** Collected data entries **
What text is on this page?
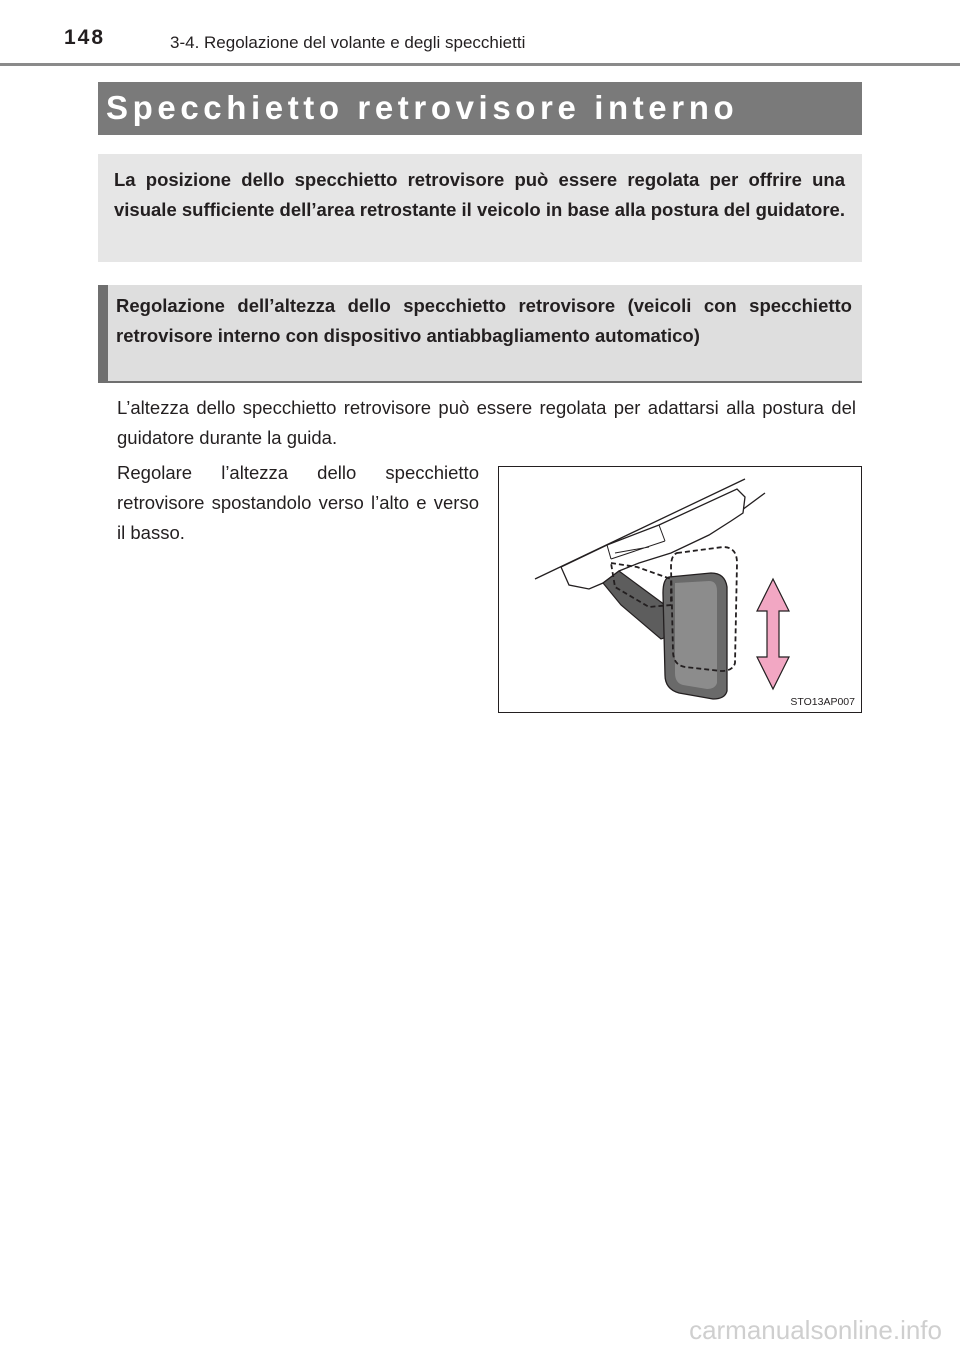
148	3-4. Regolazione del volante e degli specchietti
Specchietto retrovisore interno
La posizione dello specchietto retrovisore può essere regolata per offrire una visuale sufficiente dell’area retrostante il veicolo in base alla postura del guidatore.
Regolazione dell’altezza dello specchietto retrovisore (veicoli con specchietto retrovisore interno con dispositivo antiabbagliamento automatico)
L’altezza dello specchietto retrovisore può essere regolata per adattarsi alla postura del guidatore durante la guida.
Regolare l’altezza dello specchietto retrovisore spostandolo verso l’alto e verso il basso.
STO13AP007
carmanualsonline.info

** STATED EXERCISE **
Pictures in the records must not appear in the copy; transcribe everything else precisely.

** REPLY TO THE EXERCISE **
What text is on this page?
148	3-4. Regolazione del volante e degli specchietti
Specchietto retrovisore interno
La posizione dello specchietto retrovisore può essere regolata per offrire una visuale sufficiente dell’area retrostante il veicolo in base alla postura del guidatore.
Regolazione dell’altezza dello specchietto retrovisore (veicoli con specchietto retrovisore interno con dispositivo antiabbagliamento automatico)
L’altezza dello specchietto retrovisore può essere regolata per adattarsi alla postura del guidatore durante la guida.
Regolare l’altezza dello specchietto retrovisore spostandolo verso l’alto e verso il basso.
STO13AP007
carmanualsonline.info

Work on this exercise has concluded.